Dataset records

________________

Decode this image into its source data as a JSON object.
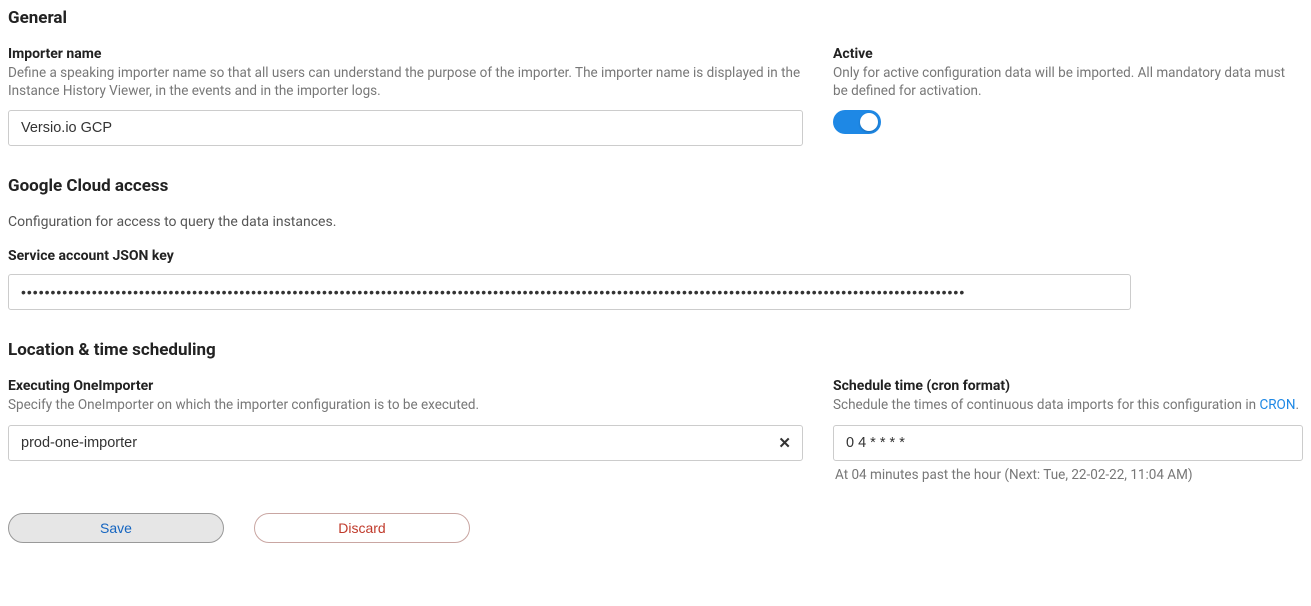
{
  "general": {
    "heading": "General",
    "importer_name": {
      "label": "Importer name",
      "help": "Define a speaking importer name so that all users can understand the purpose of the importer. The importer name is displayed in the Instance History Viewer, in the events and in the importer logs.",
      "value": "Versio.io GCP"
    },
    "active": {
      "label": "Active",
      "help": "Only for active configuration data will be imported. All mandatory data must be defined for activation.",
      "on": true
    }
  },
  "gcp": {
    "heading": "Google Cloud access",
    "subtext": "Configuration for access to query the data instances.",
    "json_key": {
      "label": "Service account JSON key",
      "value": "●●●●●●●●●●●●●●●●●●●●●●●●●●●●●●●●●●●●●●●●●●●●●●●●●●●●●●●●●●●●●●●●●●●●●●●●●●●●●●●●●●●●●●●●●●●●●●●●●●●●●●●●●●●●●●●●●●●●●●●●●●●●●●●●●●●●●●●●●●●●●●●●●●●●●●●●●●●●●●●●"
    }
  },
  "scheduling": {
    "heading": "Location & time scheduling",
    "executor": {
      "label": "Executing OneImporter",
      "help": "Specify the OneImporter on which the importer configuration is to be executed.",
      "value": "prod-one-importer"
    },
    "cron": {
      "label": "Schedule time (cron format)",
      "help_prefix": "Schedule the times of continuous data imports for this configuration in ",
      "help_link": "CRON",
      "help_suffix": ".",
      "value": "0 4 * * * *",
      "next": "At 04 minutes past the hour (Next: Tue, 22-02-22, 11:04 AM)"
    }
  },
  "buttons": {
    "save": "Save",
    "discard": "Discard"
  }
}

________________

Direction
Write every record out again exactly; no pictures belong in the copy.

Expected output
Decode this image into its source data as a JSON object.
{
  "general": {
    "heading": "General",
    "importer_name": {
      "label": "Importer name",
      "help": "Define a speaking importer name so that all users can understand the purpose of the importer. The importer name is displayed in the Instance History Viewer, in the events and in the importer logs.",
      "value": "Versio.io GCP"
    },
    "active": {
      "label": "Active",
      "help": "Only for active configuration data will be imported. All mandatory data must be defined for activation.",
      "on": true
    }
  },
  "gcp": {
    "heading": "Google Cloud access",
    "subtext": "Configuration for access to query the data instances.",
    "json_key": {
      "label": "Service account JSON key",
      "value": "●●●●●●●●●●●●●●●●●●●●●●●●●●●●●●●●●●●●●●●●●●●●●●●●●●●●●●●●●●●●●●●●●●●●●●●●●●●●●●●●●●●●●●●●●●●●●●●●●●●●●●●●●●●●●●●●●●●●●●●●●●●●●●●●●●●●●●●●●●●●●●●●●●●●●●●●●●●●●●●●"
    }
  },
  "scheduling": {
    "heading": "Location & time scheduling",
    "executor": {
      "label": "Executing OneImporter",
      "help": "Specify the OneImporter on which the importer configuration is to be executed.",
      "value": "prod-one-importer"
    },
    "cron": {
      "label": "Schedule time (cron format)",
      "help_prefix": "Schedule the times of continuous data imports for this configuration in ",
      "help_link": "CRON",
      "help_suffix": ".",
      "value": "0 4 * * * *",
      "next": "At 04 minutes past the hour (Next: Tue, 22-02-22, 11:04 AM)"
    }
  },
  "buttons": {
    "save": "Save",
    "discard": "Discard"
  }
}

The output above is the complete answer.